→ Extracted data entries

========================================================================

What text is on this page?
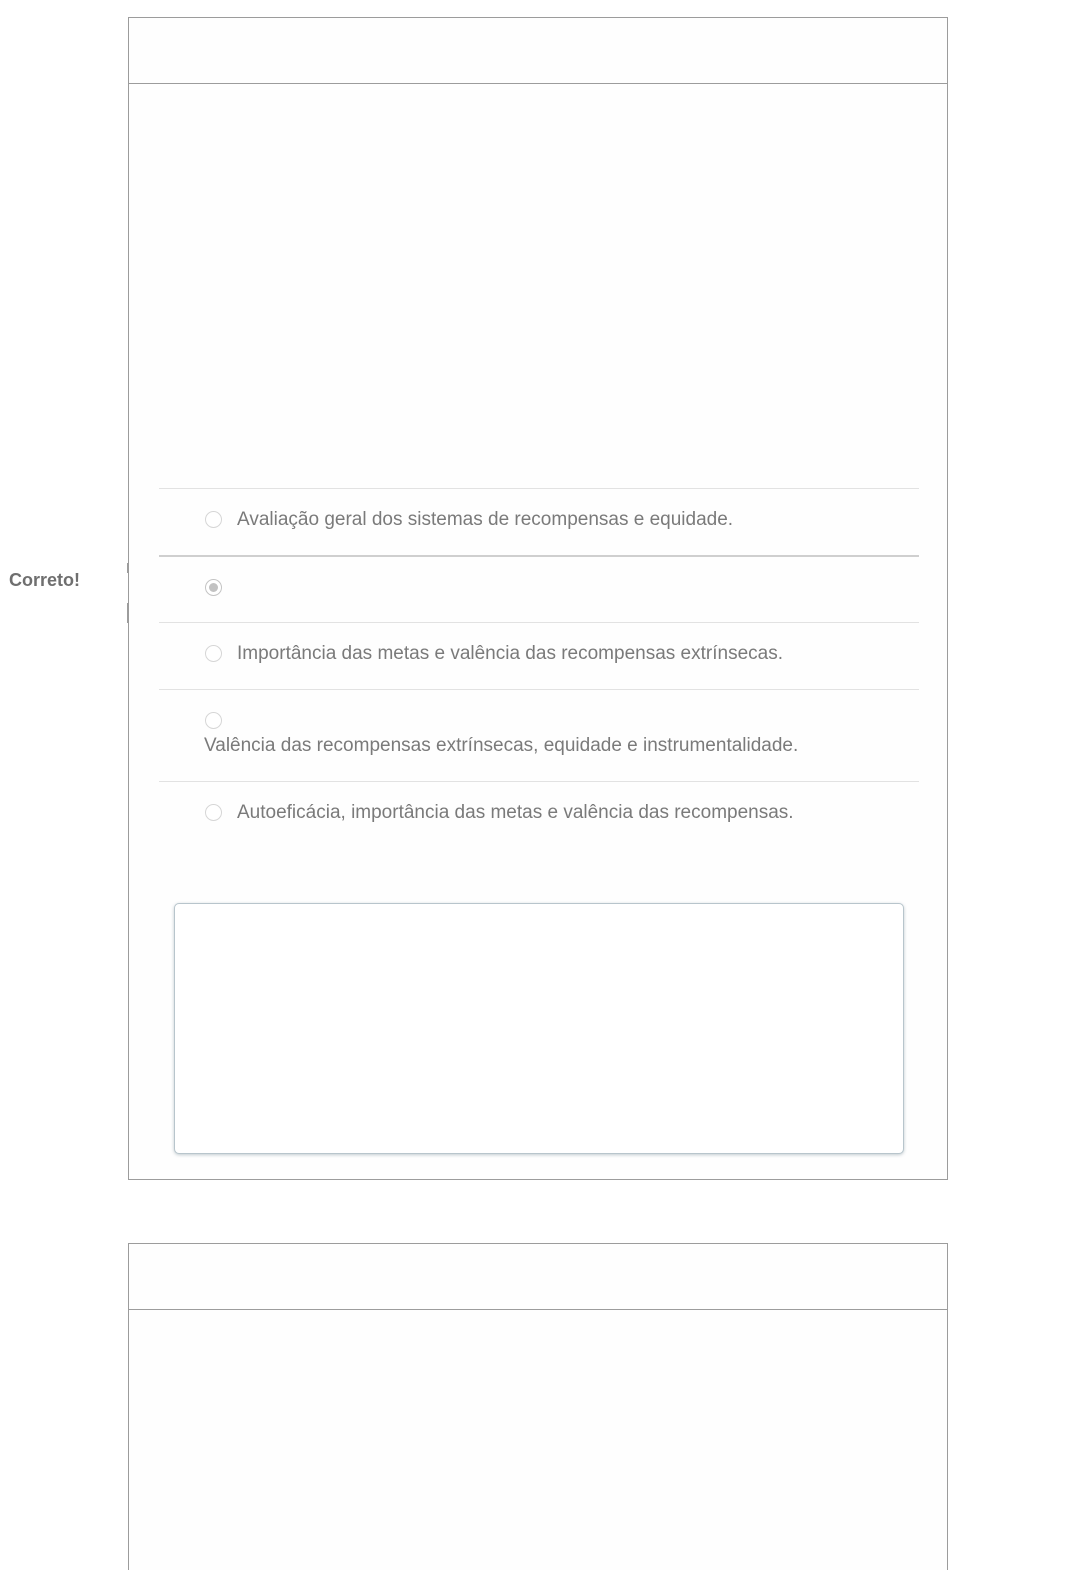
Avaliação geral dos sistemas de recompensas e equidade.
Importância das metas e valência das recompensas extrínsecas.
Valência das recompensas extrínsecas, equidade e instrumentalidade.
Autoeficácia, importância das metas e valência das recompensas.
Correto!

========================================================================

→ Problem requirements
Without the pictures, copy the material exactly as given.

→ Result of the task
What text is on this page?
Avaliação geral dos sistemas de recompensas e equidade.
Importância das metas e valência das recompensas extrínsecas.
Valência das recompensas extrínsecas, equidade e instrumentalidade.
Autoeficácia, importância das metas e valência das recompensas.
Correto!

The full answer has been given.